- Source:
I like this problem so much I couldn't resist coding up the algorithm suggested above. The code is a little long, so I'm putting it in a separate response.

It comes up with this sequence on the example.

Step 1: c d
Step 2: b c
Step 3: a b c
Step 4: a b c d
Step 5: a b c d
Step 6: a b

Note this algorithm ignores initial setup and final teardown costs. It only considers inter-setup distances. Here the Hamming distances are 2 + 1 + 1 + 0 + 2 = 6. This is the same total distance as the order given in the question.

#include <stdio.h>
#include <stdlib.h>

// With these data types we can have up to 64k items and 64k sets of items,
// But then the table of pairs is about 20Gb!

- Dataset excerpts:
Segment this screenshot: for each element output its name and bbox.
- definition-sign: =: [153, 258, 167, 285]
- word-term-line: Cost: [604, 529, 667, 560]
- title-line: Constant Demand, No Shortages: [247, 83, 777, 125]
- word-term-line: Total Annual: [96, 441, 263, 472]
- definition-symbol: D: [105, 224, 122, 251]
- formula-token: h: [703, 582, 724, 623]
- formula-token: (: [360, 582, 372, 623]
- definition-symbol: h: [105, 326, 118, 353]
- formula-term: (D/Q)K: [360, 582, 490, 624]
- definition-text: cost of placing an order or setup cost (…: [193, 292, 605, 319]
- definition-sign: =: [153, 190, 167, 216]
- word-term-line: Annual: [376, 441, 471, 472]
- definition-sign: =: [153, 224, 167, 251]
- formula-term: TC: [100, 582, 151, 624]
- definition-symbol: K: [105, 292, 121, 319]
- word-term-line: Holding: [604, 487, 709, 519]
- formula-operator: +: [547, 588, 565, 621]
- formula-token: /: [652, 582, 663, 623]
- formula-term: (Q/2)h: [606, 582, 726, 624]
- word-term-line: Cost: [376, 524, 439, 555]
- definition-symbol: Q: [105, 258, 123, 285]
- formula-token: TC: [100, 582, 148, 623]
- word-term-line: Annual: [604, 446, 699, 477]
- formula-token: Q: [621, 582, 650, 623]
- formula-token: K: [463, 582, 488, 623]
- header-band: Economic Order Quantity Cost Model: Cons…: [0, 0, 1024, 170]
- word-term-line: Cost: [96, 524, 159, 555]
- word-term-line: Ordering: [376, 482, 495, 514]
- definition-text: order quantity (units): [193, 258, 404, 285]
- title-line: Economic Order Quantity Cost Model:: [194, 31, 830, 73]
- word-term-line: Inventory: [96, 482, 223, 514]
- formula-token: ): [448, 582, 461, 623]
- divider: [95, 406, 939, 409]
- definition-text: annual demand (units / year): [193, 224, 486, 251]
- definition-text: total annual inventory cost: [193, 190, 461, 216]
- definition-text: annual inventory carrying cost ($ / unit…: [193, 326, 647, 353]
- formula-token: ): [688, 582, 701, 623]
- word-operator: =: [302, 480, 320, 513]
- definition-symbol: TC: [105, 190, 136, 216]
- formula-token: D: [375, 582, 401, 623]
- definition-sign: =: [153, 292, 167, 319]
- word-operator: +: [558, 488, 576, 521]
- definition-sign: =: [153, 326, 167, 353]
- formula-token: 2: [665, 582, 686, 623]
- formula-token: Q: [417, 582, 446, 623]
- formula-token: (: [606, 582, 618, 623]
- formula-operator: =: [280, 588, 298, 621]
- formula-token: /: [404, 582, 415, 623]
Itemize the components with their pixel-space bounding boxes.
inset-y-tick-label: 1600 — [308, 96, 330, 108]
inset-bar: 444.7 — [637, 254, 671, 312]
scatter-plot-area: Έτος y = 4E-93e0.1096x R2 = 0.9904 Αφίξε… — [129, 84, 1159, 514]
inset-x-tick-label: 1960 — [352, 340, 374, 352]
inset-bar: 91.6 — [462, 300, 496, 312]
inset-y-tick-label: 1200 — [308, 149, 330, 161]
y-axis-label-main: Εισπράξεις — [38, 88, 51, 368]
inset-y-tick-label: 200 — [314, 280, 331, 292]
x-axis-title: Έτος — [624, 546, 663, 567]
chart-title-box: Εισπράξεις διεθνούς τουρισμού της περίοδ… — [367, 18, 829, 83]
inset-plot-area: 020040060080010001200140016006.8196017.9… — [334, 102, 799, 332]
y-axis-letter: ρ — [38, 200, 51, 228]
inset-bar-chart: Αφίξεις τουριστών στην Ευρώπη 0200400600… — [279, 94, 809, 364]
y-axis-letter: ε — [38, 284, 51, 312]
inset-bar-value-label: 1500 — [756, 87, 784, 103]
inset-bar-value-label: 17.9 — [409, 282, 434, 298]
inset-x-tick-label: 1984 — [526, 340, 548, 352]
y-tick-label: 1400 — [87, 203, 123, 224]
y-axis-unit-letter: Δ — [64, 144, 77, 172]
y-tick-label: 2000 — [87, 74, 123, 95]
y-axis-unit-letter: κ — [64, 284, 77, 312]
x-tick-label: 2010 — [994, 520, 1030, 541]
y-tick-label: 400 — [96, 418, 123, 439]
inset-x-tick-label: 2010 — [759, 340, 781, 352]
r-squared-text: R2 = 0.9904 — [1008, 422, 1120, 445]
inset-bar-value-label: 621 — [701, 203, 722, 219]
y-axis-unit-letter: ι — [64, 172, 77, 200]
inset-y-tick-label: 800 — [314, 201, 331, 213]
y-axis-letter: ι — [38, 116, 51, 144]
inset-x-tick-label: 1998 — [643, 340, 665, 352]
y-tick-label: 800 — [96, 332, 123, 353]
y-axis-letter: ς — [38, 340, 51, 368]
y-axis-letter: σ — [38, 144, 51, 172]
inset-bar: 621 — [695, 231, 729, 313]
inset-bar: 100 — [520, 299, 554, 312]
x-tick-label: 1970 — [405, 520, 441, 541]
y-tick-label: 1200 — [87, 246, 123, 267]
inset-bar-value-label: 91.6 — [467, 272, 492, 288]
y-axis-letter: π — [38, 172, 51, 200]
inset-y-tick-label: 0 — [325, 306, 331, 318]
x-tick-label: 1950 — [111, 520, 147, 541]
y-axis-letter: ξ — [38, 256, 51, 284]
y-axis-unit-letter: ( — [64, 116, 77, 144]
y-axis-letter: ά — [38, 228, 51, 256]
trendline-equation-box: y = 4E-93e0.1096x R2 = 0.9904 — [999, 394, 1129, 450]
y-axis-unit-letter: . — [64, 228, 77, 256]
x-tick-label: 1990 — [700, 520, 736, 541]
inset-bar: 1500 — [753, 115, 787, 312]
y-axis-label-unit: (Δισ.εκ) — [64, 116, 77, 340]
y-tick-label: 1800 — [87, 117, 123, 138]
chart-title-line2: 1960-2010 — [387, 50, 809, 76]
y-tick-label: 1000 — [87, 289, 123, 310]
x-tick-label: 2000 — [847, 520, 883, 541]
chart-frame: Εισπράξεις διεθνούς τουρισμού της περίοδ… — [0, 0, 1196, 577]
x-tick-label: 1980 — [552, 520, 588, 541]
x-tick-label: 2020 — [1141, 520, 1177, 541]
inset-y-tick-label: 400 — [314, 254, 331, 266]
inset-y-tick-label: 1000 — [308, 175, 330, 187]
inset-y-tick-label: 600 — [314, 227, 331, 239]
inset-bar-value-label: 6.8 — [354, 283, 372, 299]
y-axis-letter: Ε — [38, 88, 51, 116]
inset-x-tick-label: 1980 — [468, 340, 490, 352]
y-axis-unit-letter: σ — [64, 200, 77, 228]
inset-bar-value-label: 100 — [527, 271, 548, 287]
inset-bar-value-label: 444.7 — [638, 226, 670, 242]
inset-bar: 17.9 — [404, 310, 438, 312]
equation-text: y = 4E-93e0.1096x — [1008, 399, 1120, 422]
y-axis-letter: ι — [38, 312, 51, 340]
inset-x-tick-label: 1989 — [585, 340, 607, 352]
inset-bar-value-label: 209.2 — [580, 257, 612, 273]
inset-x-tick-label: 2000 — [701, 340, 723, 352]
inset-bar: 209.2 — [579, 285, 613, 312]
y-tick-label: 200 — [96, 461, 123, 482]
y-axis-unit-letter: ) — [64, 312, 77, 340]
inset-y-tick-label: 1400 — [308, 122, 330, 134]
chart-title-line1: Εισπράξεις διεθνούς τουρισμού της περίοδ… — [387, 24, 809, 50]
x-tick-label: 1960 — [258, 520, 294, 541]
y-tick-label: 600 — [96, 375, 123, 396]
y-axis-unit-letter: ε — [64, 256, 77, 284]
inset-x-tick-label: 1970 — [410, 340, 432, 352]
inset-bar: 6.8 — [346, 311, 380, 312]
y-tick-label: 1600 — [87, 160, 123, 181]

- List of tasks:
1. Render this sentence from the setup-ordering post in Spanish: "Note this algorithm ignores initial setup and final teardown costs."
2. In the setup-ordering post, what is the total Hamming distance of the sequence the algorithm produces?
3. Duplicate the setup-ordering post word for word, everything from "Step 1: c d" down to "is about 20Gb!".
Rely only on the text about the setup-ordering algorithm, not on the entries.

- Worked solutions:
1. Tenga en cuenta que este algoritmo ignora los costos de la configuración inicial y del desmontaje final.

2. 6 (2 + 1 + 1 + 0 + 2).

3.
Step 1: c d
Step 2: b c
Step 3: a b c
Step 4: a b c d
Step 5: a b c d
Step 6: a b

Note this algorithm ignores initial setup and final teardown costs. It only considers inter-setup distances. Here the Hamming distances are 2 + 1 + 1 + 0 + 2 = 6. This is the same total distance as the order given in the question.

#include <stdio.h>
#include <stdlib.h>

// With these data types we can have up to 64k items and 64k sets of items,
// But then the table of pairs is about 20Gb!